**Your goal**.
All of the data should be output character for character, except the pictures.

+ + + + + + +

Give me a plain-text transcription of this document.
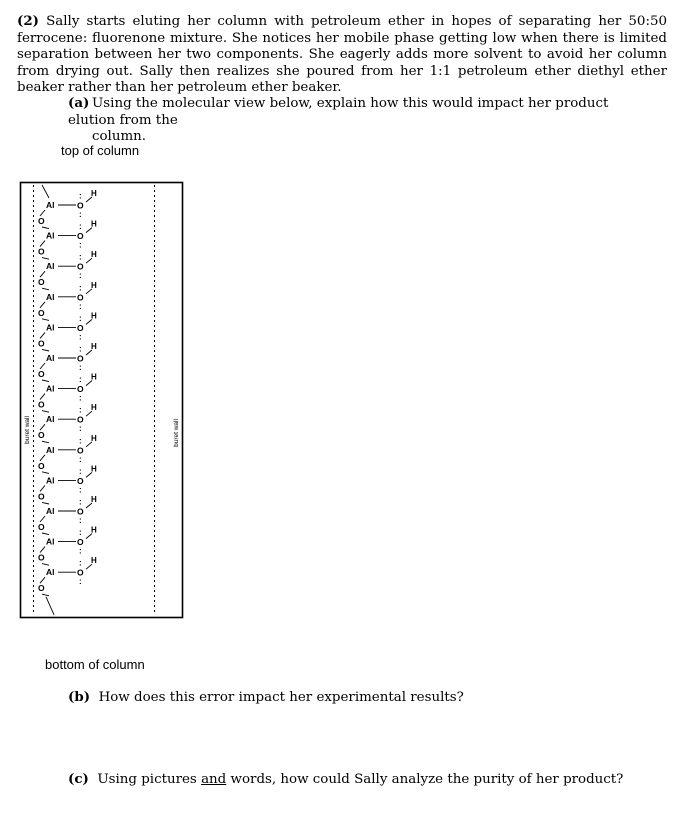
(2) Sally starts eluting her column with petroleum ether in hopes of separating her 50:50 ferrocene: fluorenone mixture. She notices her mobile phase getting low when there is limited separation between her two components. She eagerly adds more solvent to avoid her column from drying out. Sally then realizes she poured from her 1:1 petroleum ether diethyl ether beaker rather than her petroleum ether beaker.

(a) Using the molecular view below, explain how this would impact her product elution from the
column.

top of column
buret wall	buret wall
Al	O
:
:
H
O
Al	O
:
:
H
O
Al	O
:
:
H
O
Al	O
:
:
H
O
Al	O
:
:
H
O
Al	O
:
:
H
O
Al	O
:
:
H
O
Al	O
:
:
H
O
Al	O
:
:
H
O
Al	O
:
:
H
O
Al	O
:
:
H
O
Al	O
:
:
H
O
Al	O
:
:
H
O
bottom of column

(b) How does this error impact her experimental results?

(c) Using pictures and words, how could Sally analyze the purity of her product?
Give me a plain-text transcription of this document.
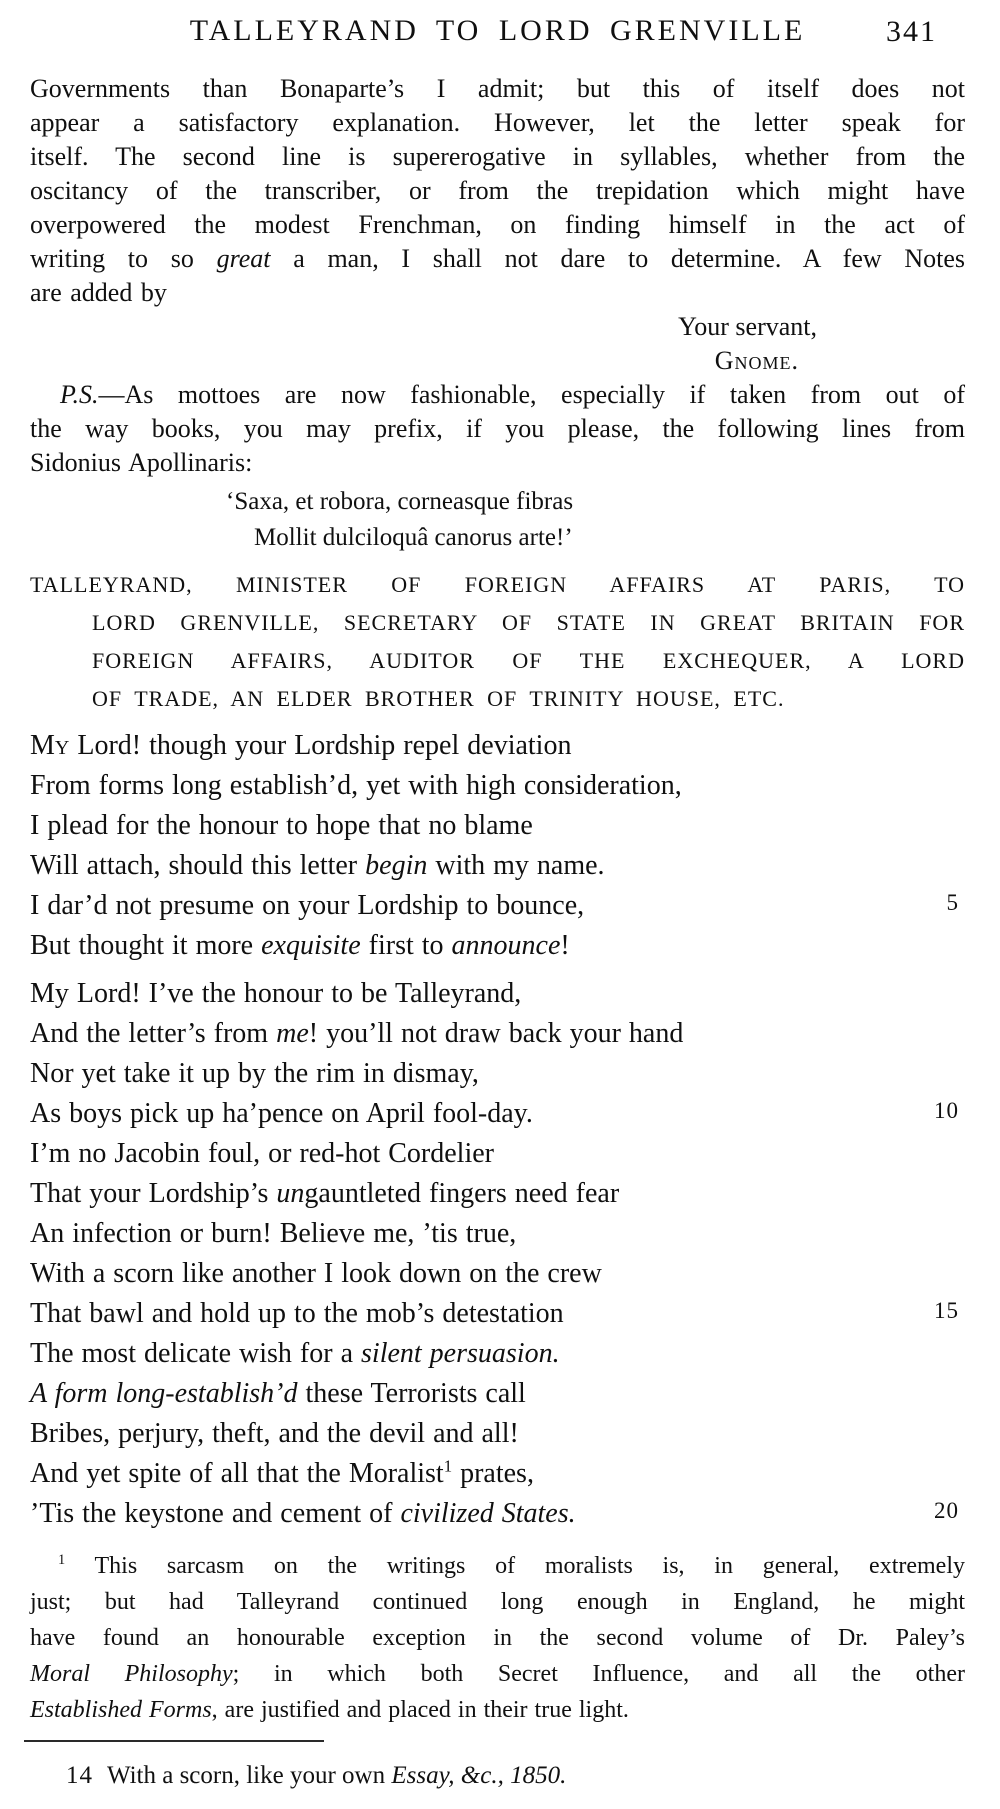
TALLEYRAND TO LORD GRENVILLE	341
Governments than Bonaparte’s I admit; but this of itself does not
appear a satisfactory explanation. However, let the letter speak for
itself. The second line is supererogative in syllables, whether from the
oscitancy of the transcriber, or from the trepidation which might have
overpowered the modest Frenchman, on finding himself in the act of
writing to so great a man, I shall not dare to determine. A few Notes
are added by
Your servant,
Gnome.
P.S.—As mottoes are now fashionable, especially if taken from out of
the way books, you may prefix, if you please, the following lines from
Sidonius Apollinaris:
‘Saxa, et robora, corneasque fibras
Mollit dulciloquâ canorus arte!’
TALLEYRAND, MINISTER OF FOREIGN AFFAIRS AT PARIS, TO
LORD GRENVILLE, SECRETARY OF STATE IN GREAT BRITAIN FOR
FOREIGN AFFAIRS, AUDITOR OF THE EXCHEQUER, A LORD
OF TRADE, AN ELDER BROTHER OF TRINITY HOUSE, ETC.
My Lord! though your Lordship repel deviation
From forms long establish’d, yet with high consideration,
I plead for the honour to hope that no blame
Will attach, should this letter begin with my name.
I dar’d not presume on your Lordship to bounce,	5
But thought it more exquisite first to announce!
My Lord! I’ve the honour to be Talleyrand,
And the letter’s from me! you’ll not draw back your hand
Nor yet take it up by the rim in dismay,
As boys pick up ha’pence on April fool-day.	10
I’m no Jacobin foul, or red-hot Cordelier
That your Lordship’s ungauntleted fingers need fear
An infection or burn! Believe me, ’tis true,
With a scorn like another I look down on the crew
That bawl and hold up to the mob’s detestation	15
The most delicate wish for a silent persuasion.
A form long-establish’d these Terrorists call
Bribes, perjury, theft, and the devil and all!
And yet spite of all that the Moralist$^1$ prates,
’Tis the keystone and cement of civilized States.	20
$^1$ This sarcasm on the writings of moralists is, in general, extremely
just; but had Talleyrand continued long enough in England, he might
have found an honourable exception in the second volume of Dr. Paley’s
Moral Philosophy; in which both Secret Influence, and all the other
Established Forms, are justified and placed in their true light.
14 With a scorn, like your own Essay, &c., 1850.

+ + + + + + +

**Expected output**.
Give me a plain-text transcription of this document.
(2) Sally starts eluting her column with petroleum ether in hopes of separating her 50:50 ferrocene: fluorenone mixture. She notices her mobile phase getting low when there is limited separation between her two components. She eagerly adds more solvent to avoid her column from drying out. Sally then realizes she poured from her 1:1 petroleum ether diethyl ether beaker rather than her petroleum ether beaker.

(a) Using the molecular view below, explain how this would impact her product elution from the
column.

top of column
buret wall	buret wall
Al	O
:
:
H
O
Al	O
:
:
H
O
Al	O
:
:
H
O
Al	O
:
:
H
O
Al	O
:
:
H
O
Al	O
:
:
H
O
Al	O
:
:
H
O
Al	O
:
:
H
O
Al	O
:
:
H
O
Al	O
:
:
H
O
Al	O
:
:
H
O
Al	O
:
:
H
O
Al	O
:
:
H
O
bottom of column

(b) How does this error impact her experimental results?

(c) Using pictures and words, how could Sally analyze the purity of her product?
Give me a plain-text transcription of this document.
TALLEYRAND TO LORD GRENVILLE	341
Governments than Bonaparte’s I admit; but this of itself does not
appear a satisfactory explanation. However, let the letter speak for
itself. The second line is supererogative in syllables, whether from the
oscitancy of the transcriber, or from the trepidation which might have
overpowered the modest Frenchman, on finding himself in the act of
writing to so great a man, I shall not dare to determine. A few Notes
are added by
Your servant,
Gnome.
P.S.—As mottoes are now fashionable, especially if taken from out of
the way books, you may prefix, if you please, the following lines from
Sidonius Apollinaris:
‘Saxa, et robora, corneasque fibras
Mollit dulciloquâ canorus arte!’
TALLEYRAND, MINISTER OF FOREIGN AFFAIRS AT PARIS, TO
LORD GRENVILLE, SECRETARY OF STATE IN GREAT BRITAIN FOR
FOREIGN AFFAIRS, AUDITOR OF THE EXCHEQUER, A LORD
OF TRADE, AN ELDER BROTHER OF TRINITY HOUSE, ETC.
My Lord! though your Lordship repel deviation
From forms long establish’d, yet with high consideration,
I plead for the honour to hope that no blame
Will attach, should this letter begin with my name.
I dar’d not presume on your Lordship to bounce,	5
But thought it more exquisite first to announce!
My Lord! I’ve the honour to be Talleyrand,
And the letter’s from me! you’ll not draw back your hand
Nor yet take it up by the rim in dismay,
As boys pick up ha’pence on April fool-day.	10
I’m no Jacobin foul, or red-hot Cordelier
That your Lordship’s ungauntleted fingers need fear
An infection or burn! Believe me, ’tis true,
With a scorn like another I look down on the crew
That bawl and hold up to the mob’s detestation	15
The most delicate wish for a silent persuasion.
A form long-establish’d these Terrorists call
Bribes, perjury, theft, and the devil and all!
And yet spite of all that the Moralist$^1$ prates,
’Tis the keystone and cement of civilized States.	20
$^1$ This sarcasm on the writings of moralists is, in general, extremely
just; but had Talleyrand continued long enough in England, he might
have found an honourable exception in the second volume of Dr. Paley’s
Moral Philosophy; in which both Secret Influence, and all the other
Established Forms, are justified and placed in their true light.
14 With a scorn, like your own Essay, &c., 1850.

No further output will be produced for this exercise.